■ Records supplied:
+===+
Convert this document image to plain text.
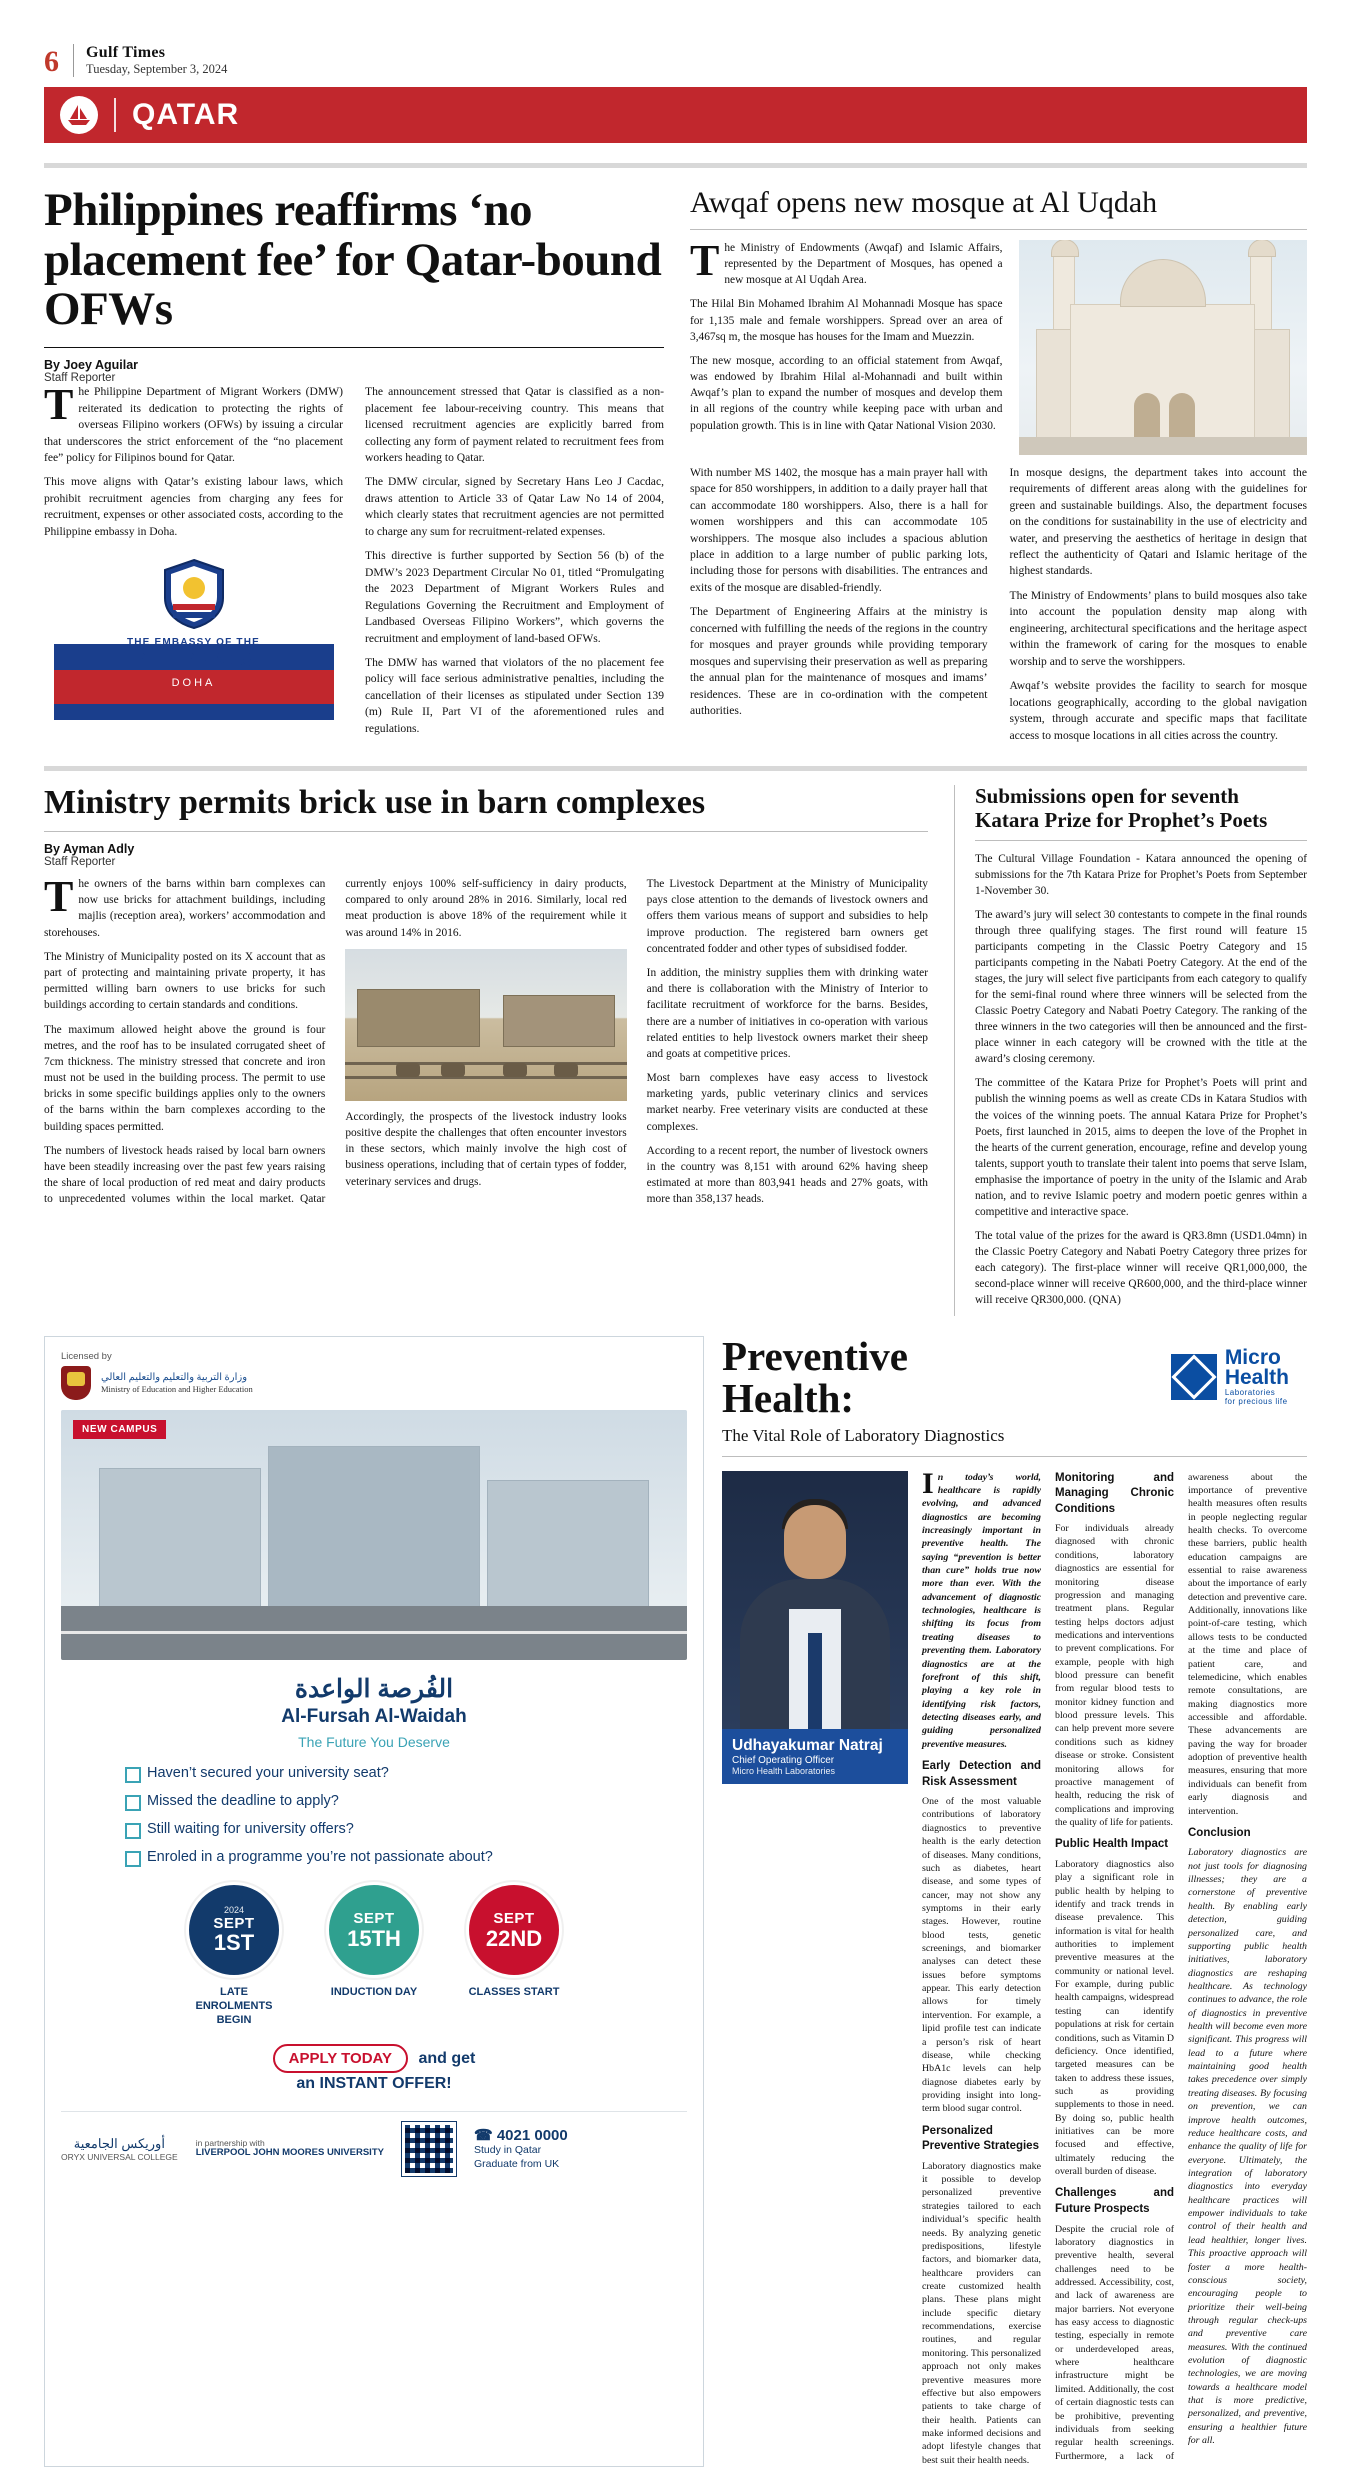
6 Gulf Times
Tuesday, September 3, 2024
QATAR
Philippines reaffirms ‘no placement fee’ for Qatar-bound OFWs
By Joey Aguilar
Staff Reporter

The Philippine Department of Migrant Workers (DMW) reiterated its dedication to protecting the rights of overseas Filipino workers (OFWs) by issuing a circular that underscores the strict enforcement of the “no placement fee” policy for Filipinos bound for Qatar.

This move aligns with Qatar’s existing labour laws, which prohibit recruitment agencies from charging any fees for recruitment, expenses or other associated costs, according to the Philippine embassy in Doha.

THE EMBASSY OF THE
PHILIPPINES
DOHA

The announcement stressed that Qatar is classified as a non-placement fee labour-receiving country. This means that licensed recruitment agencies are explicitly barred from collecting any form of payment related to recruitment fees from workers heading to Qatar.

The DMW circular, signed by Secretary Hans Leo J Cacdac, draws attention to Article 33 of Qatar Law No 14 of 2004, which clearly states that recruitment agencies are not permitted to charge any sum for recruitment-related expenses.

This directive is further supported by Section 56 (b) of the DMW’s 2023 Department Circular No 01, titled “Promulgating the 2023 Department of Migrant Workers Rules and Regulations Governing the Recruitment and Employment of Landbased Overseas Filipino Workers”, which governs the recruitment and employment of land-based OFWs.

The DMW has warned that violators of the no placement fee policy will face serious administrative penalties, including the cancellation of their licenses as stipulated under Section 139 (m) Rule II, Part VI of the aforementioned rules and regulations.

Awqaf opens new mosque at Al Uqdah

The Ministry of Endowments (Awqaf) and Islamic Affairs, represented by the Department of Mosques, has opened a new mosque at Al Uqdah Area.

The Hilal Bin Mohamed Ibrahim Al Mohannadi Mosque has space for 1,135 male and female worshippers. Spread over an area of 3,467sq m, the mosque has houses for the Imam and Muezzin.

The new mosque, according to an official statement from Awqaf, was endowed by Ibrahim Hilal al-Mohannadi and built within Awqaf’s plan to expand the number of mosques and develop them in all regions of the country while keeping pace with urban and population growth. This is in line with Qatar National Vision 2030.

With number MS 1402, the mosque has a main prayer hall with space for 850 worshippers, in addition to a daily prayer hall that can accommodate 180 worshippers. Also, there is a hall for women worshippers and this can accommodate 105 worshippers. The mosque also includes a spacious ablution place in addition to a large number of public parking lots, including those for persons with disabilities. The entrances and exits of the mosque are disabled-friendly.

The Department of Engineering Affairs at the ministry is concerned with fulfilling the needs of the regions in the country for mosques and prayer grounds while providing temporary mosques and supervising their preservation as well as preparing the annual plan for the maintenance of mosques and imams’ residences. These are in co-ordination with the competent authorities.

In mosque designs, the department takes into account the requirements of different areas along with the guidelines for green and sustainable buildings. Also, the department focuses on the conditions for sustainability in the use of electricity and water, and preserving the aesthetics of heritage in design that reflect the authenticity of Qatari and Islamic heritage of the highest standards.

The Ministry of Endowments’ plans to build mosques also take into account the population density map along with engineering, architectural specifications and the heritage aspect within the framework of caring for the mosques to enable worship and to serve the worshippers.

Awqaf’s website provides the facility to search for mosque locations geographically, according to the global navigation system, through accurate and specific maps that facilitate access to mosque locations in all cities across the country.

Ministry permits brick use in barn complexes
By Ayman Adly
Staff Reporter

The owners of the barns within barn complexes can now use bricks for attachment buildings, including majlis (reception area), workers’ accommodation and storehouses.

The Ministry of Municipality posted on its X account that as part of protecting and maintaining private property, it has permitted willing barn owners to use bricks for such buildings according to certain standards and conditions.

The maximum allowed height above the ground is four metres, and the roof has to be insulated corrugated sheet of 7cm thickness. The ministry stressed that concrete and iron must not be used in the building process. The permit to use bricks in some specific buildings applies only to the owners of the barns within the barn complexes according to the building spaces permitted.

The numbers of livestock heads raised by local barn owners have been steadily increasing over the past few years raising the share of local production of red meat and dairy products to unprecedented volumes within the local market. Qatar currently enjoys 100% self-sufficiency in dairy products, compared to only around 28% in 2016. Similarly, local red meat production is above 18% of the requirement while it was around 14% in 2016.

Accordingly, the prospects of the livestock industry looks positive despite the challenges that often encounter investors in these sectors, which mainly involve the high cost of business operations, including that of certain types of fodder, veterinary services and drugs.

The Livestock Department at the Ministry of Municipality pays close attention to the demands of livestock owners and offers them various means of support and subsidies to help improve production. The registered barn owners get concentrated fodder and other types of subsidised fodder.

In addition, the ministry supplies them with drinking water and there is collaboration with the Ministry of Interior to facilitate recruitment of workforce for the barns. Besides, there are a number of initiatives in co-operation with various related entities to help livestock owners market their sheep and goats at competitive prices.

Most barn complexes have easy access to livestock marketing yards, public veterinary clinics and services market nearby. Free veterinary visits are conducted at these complexes.

According to a recent report, the number of livestock owners in the country was 8,151 with around 62% having sheep estimated at more than 803,941 heads and 27% goats, with more than 358,137 heads.

Submissions open for seventh Katara Prize for Prophet’s Poets

The Cultural Village Foundation - Katara announced the opening of submissions for the 7th Katara Prize for Prophet’s Poets from September 1-November 30.

The award’s jury will select 30 contestants to compete in the final rounds through three qualifying stages. The first round will feature 15 participants competing in the Classic Poetry Category and 15 participants competing in the Nabati Poetry Category. At the end of the stages, the jury will select five participants from each category to qualify for the semi-final round where three winners will be selected from the Classic Poetry Category and Nabati Poetry Category. The ranking of the three winners in the two categories will then be announced and the first-place winner in each category will be crowned with the title at the award’s closing ceremony.

The committee of the Katara Prize for Prophet’s Poets will print and publish the winning poems as well as create CDs in Katara Studios with the voices of the winning poets. The annual Katara Prize for Prophet’s Poets, first launched in 2015, aims to deepen the love of the Prophet in the hearts of the current generation, encourage, refine and develop young talents, support youth to translate their talent into poems that serve Islam, emphasise the importance of poetry in the unity of the Islamic and Arab nation, and to revive Islamic poetry and modern poetic genres within a competitive and interactive space.

The total value of the prizes for the award is QR3.8mn (USD1.04mn) in the Classic Poetry Category and Nabati Poetry Category three prizes for each category). The first-place winner will receive QR1,000,000, the second-place winner will receive QR600,000, and the third-place winner will receive QR300,000. (QNA)

Licensed by
وزارة التربية والتعليم والتعليم العالي
Ministry of Education and Higher Education
NEW CAMPUS
الفُرصة الواعدة
Al-Fursah Al-Waidah
The Future You Deserve
Haven’t secured your university seat?
Missed the deadline to apply?
Still waiting for university offers?
Enroled in a programme you’re not passionate about?
2024
SEPT
1ST
SEPT
15TH
SEPT
22ND
LATE ENROLMENTS BEGIN
INDUCTION DAY	CLASSES START
APPLY TODAY and get
an INSTANT OFFER!
أوريكس الجامعية
ORYX UNIVERSAL COLLEGE
in partnership with
LIVERPOOL JOHN MOORES UNIVERSITY
☎ 4021 0000
Study in Qatar
Graduate from UK
Micro
Health
Laboratories
for precious life
Preventive
Health:
The Vital Role of Laboratory Diagnostics
Udhayakumar Natraj
Chief Operating Officer
Micro Health Laboratories

In today’s world, healthcare is rapidly evolving, and advanced diagnostics are becoming increasingly important in preventive health. The saying “prevention is better than cure” holds true now more than ever. With the advancement of diagnostic technologies, healthcare is shifting its focus from treating diseases to preventing them. Laboratory diagnostics are at the forefront of this shift, playing a key role in identifying risk factors, detecting diseases early, and guiding personalized preventive measures.

Early Detection and Risk Assessment

One of the most valuable contributions of laboratory diagnostics to preventive health is the early detection of diseases. Many conditions, such as diabetes, heart disease, and some types of cancer, may not show any symptoms in their early stages. However, routine blood tests, genetic screenings, and biomarker analyses can detect these issues before symptoms appear. This early detection allows for timely intervention. For example, a lipid profile test can indicate a person’s risk of heart disease, while checking HbA1c levels can help diagnose diabetes early by providing insight into long-term blood sugar control.

Personalized Preventive Strategies

Laboratory diagnostics make it possible to develop personalized preventive strategies tailored to each individual’s specific health needs. By analyzing genetic predispositions, lifestyle factors, and biomarker data, healthcare providers can create customized health plans. These plans might include specific dietary recommendations, exercise routines, and regular monitoring. This personalized approach not only makes preventive measures more effective but also empowers patients to take charge of their health. Patients can make informed decisions and adopt lifestyle changes that best suit their health needs.

Monitoring and Managing Chronic Conditions

For individuals already diagnosed with chronic conditions, laboratory diagnostics are essential for monitoring disease progression and managing treatment plans. Regular testing helps doctors adjust medications and interventions to prevent complications. For example, people with high blood pressure can benefit from regular blood tests to monitor kidney function and blood pressure levels. This can help prevent more severe conditions such as kidney disease or stroke. Consistent monitoring allows for proactive management of health, reducing the risk of complications and improving the quality of life for patients.

Public Health Impact

Laboratory diagnostics also play a significant role in public health by helping to identify and track trends in disease prevalence. This information is vital for health authorities to implement preventive measures at the community or national level. For example, during public health campaigns, widespread testing can identify populations at risk for certain conditions, such as Vitamin D deficiency. Once identified, targeted measures can be taken to address these issues, such as providing supplements to those in need. By doing so, public health initiatives can be more focused and effective, ultimately reducing the overall burden of disease.

Challenges and Future Prospects

Despite the crucial role of laboratory diagnostics in preventive health, several challenges need to be addressed. Accessibility, cost, and lack of awareness are major barriers. Not everyone has easy access to diagnostic testing, especially in remote or underdeveloped areas, where healthcare infrastructure might be limited. Additionally, the cost of certain diagnostic tests can be prohibitive, preventing individuals from seeking regular health screenings. Furthermore, a lack of awareness about the importance of preventive health measures often results in people neglecting regular health checks. To overcome these barriers, public health education campaigns are essential to raise awareness about the importance of early detection and preventive care. Additionally, innovations like point-of-care testing, which allows tests to be conducted at the time and place of patient care, and telemedicine, which enables remote consultations, are making diagnostics more accessible and affordable. These advancements are paving the way for broader adoption of preventive health measures, ensuring that more individuals can benefit from early diagnosis and intervention.

Conclusion

Laboratory diagnostics are not just tools for diagnosing illnesses; they are a cornerstone of preventive health. By enabling early detection, guiding personalized care, and supporting public health initiatives, laboratory diagnostics are reshaping healthcare. As technology continues to advance, the role of diagnostics in preventive health will become even more significant. This progress will lead to a future where maintaining good health takes precedence over simply treating diseases. By focusing on prevention, we can improve health outcomes, reduce healthcare costs, and enhance the quality of life for everyone. Ultimately, the integration of laboratory diagnostics into everyday healthcare practices will empower individuals to take control of their health and lead healthier, longer lives. This proactive approach will foster a more health-conscious society, encouraging people to prioritize their well-being through regular check-ups and preventive care measures. With the continued evolution of diagnostic technologies, we are moving towards a healthcare model that is more predictive, personalized, and preventive, ensuring a healthier future for all.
+===+
■ Your instructions:
Which of the lines above hold the word "various"? Copy each one.

■ Problem solution:
The Livestock Department at the Ministry of Municipality pays close attention to the demands of livestock owners and offers them various means of support and subsidies to help improve production. The registered barn owners get concentrated fodder and other types of subsidised fodder.
In addition, the ministry supplies them with drinking water and there is collaboration with the Ministry of Interior to facilitate recruitment of workforce for the barns. Besides, there are a number of initiatives in co-operation with various related entities to help livestock owners market their sheep and goats at competitive prices.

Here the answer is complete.